[TASK TO CARRY OUT]:
Without omitting anything, retype the data that follows.

[DATA TO USE]:
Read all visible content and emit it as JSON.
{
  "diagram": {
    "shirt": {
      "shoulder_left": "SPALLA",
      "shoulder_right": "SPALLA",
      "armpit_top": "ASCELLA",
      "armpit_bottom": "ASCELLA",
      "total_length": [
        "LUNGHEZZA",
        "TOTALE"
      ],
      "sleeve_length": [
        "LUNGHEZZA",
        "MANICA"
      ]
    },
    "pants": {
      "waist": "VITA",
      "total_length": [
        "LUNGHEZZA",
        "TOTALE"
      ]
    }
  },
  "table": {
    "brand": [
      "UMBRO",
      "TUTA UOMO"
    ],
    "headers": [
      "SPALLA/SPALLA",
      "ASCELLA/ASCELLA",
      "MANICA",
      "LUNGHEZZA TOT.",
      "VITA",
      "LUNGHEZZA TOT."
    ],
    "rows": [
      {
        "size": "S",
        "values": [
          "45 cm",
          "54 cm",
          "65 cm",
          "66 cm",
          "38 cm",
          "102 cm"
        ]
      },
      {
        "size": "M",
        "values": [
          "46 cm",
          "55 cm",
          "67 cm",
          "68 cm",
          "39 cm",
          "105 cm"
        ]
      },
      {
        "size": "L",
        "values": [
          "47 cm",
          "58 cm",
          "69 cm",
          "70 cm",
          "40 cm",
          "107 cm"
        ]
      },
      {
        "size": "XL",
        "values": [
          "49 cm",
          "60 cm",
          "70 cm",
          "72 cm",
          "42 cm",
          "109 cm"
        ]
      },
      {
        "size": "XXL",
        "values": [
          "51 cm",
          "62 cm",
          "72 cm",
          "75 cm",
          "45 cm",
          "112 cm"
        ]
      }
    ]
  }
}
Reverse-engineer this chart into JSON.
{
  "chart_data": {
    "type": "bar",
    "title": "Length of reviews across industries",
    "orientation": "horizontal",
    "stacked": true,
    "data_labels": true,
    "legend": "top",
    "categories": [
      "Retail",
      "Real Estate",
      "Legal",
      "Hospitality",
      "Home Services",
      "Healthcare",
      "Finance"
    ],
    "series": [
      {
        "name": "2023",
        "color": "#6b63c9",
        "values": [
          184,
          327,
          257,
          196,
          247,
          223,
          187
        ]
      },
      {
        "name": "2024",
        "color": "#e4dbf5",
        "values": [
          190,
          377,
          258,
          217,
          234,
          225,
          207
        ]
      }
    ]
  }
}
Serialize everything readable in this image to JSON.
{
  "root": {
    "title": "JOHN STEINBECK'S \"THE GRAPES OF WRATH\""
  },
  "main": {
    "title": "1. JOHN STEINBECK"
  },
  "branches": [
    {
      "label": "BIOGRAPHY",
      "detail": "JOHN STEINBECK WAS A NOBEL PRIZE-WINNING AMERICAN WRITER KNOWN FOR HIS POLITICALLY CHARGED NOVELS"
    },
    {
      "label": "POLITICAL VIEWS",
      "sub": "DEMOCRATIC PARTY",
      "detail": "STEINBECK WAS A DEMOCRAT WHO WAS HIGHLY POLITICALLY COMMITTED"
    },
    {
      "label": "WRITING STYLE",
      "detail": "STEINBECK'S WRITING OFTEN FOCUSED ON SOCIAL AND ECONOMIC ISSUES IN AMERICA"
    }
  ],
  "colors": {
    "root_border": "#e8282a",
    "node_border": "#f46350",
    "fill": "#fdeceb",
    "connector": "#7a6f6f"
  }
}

[EXERCISE RESPONSE]:
Read all visible content and emit it as JSON.
{
  "diagram": {
    "shirt": {
      "shoulder_left": "SPALLA",
      "shoulder_right": "SPALLA",
      "armpit_top": "ASCELLA",
      "armpit_bottom": "ASCELLA",
      "total_length": [
        "LUNGHEZZA",
        "TOTALE"
      ],
      "sleeve_length": [
        "LUNGHEZZA",
        "MANICA"
      ]
    },
    "pants": {
      "waist": "VITA",
      "total_length": [
        "LUNGHEZZA",
        "TOTALE"
      ]
    }
  },
  "table": {
    "brand": [
      "UMBRO",
      "TUTA UOMO"
    ],
    "headers": [
      "SPALLA/SPALLA",
      "ASCELLA/ASCELLA",
      "MANICA",
      "LUNGHEZZA TOT.",
      "VITA",
      "LUNGHEZZA TOT."
    ],
    "rows": [
      {
        "size": "S",
        "values": [
          "45 cm",
          "54 cm",
          "65 cm",
          "66 cm",
          "38 cm",
          "102 cm"
        ]
      },
      {
        "size": "M",
        "values": [
          "46 cm",
          "55 cm",
          "67 cm",
          "68 cm",
          "39 cm",
          "105 cm"
        ]
      },
      {
        "size": "L",
        "values": [
          "47 cm",
          "58 cm",
          "69 cm",
          "70 cm",
          "40 cm",
          "107 cm"
        ]
      },
      {
        "size": "XL",
        "values": [
          "49 cm",
          "60 cm",
          "70 cm",
          "72 cm",
          "42 cm",
          "109 cm"
        ]
      },
      {
        "size": "XXL",
        "values": [
          "51 cm",
          "62 cm",
          "72 cm",
          "75 cm",
          "45 cm",
          "112 cm"
        ]
      }
    ]
  }
}
Reverse-engineer this chart into JSON.
{
  "chart_data": {
    "type": "bar",
    "title": "Length of reviews across industries",
    "orientation": "horizontal",
    "stacked": true,
    "data_labels": true,
    "legend": "top",
    "categories": [
      "Retail",
      "Real Estate",
      "Legal",
      "Hospitality",
      "Home Services",
      "Healthcare",
      "Finance"
    ],
    "series": [
      {
        "name": "2023",
        "color": "#6b63c9",
        "values": [
          184,
          327,
          257,
          196,
          247,
          223,
          187
        ]
      },
      {
        "name": "2024",
        "color": "#e4dbf5",
        "values": [
          190,
          377,
          258,
          217,
          234,
          225,
          207
        ]
      }
    ]
  }
}
Serialize everything readable in this image to JSON.
{
  "root": {
    "title": "JOHN STEINBECK'S \"THE GRAPES OF WRATH\""
  },
  "main": {
    "title": "1. JOHN STEINBECK"
  },
  "branches": [
    {
      "label": "BIOGRAPHY",
      "detail": "JOHN STEINBECK WAS A NOBEL PRIZE-WINNING AMERICAN WRITER KNOWN FOR HIS POLITICALLY CHARGED NOVELS"
    },
    {
      "label": "POLITICAL VIEWS",
      "sub": "DEMOCRATIC PARTY",
      "detail": "STEINBECK WAS A DEMOCRAT WHO WAS HIGHLY POLITICALLY COMMITTED"
    },
    {
      "label": "WRITING STYLE",
      "detail": "STEINBECK'S WRITING OFTEN FOCUSED ON SOCIAL AND ECONOMIC ISSUES IN AMERICA"
    }
  ],
  "colors": {
    "root_border": "#e8282a",
    "node_border": "#f46350",
    "fill": "#fdeceb",
    "connector": "#7a6f6f"
  }
}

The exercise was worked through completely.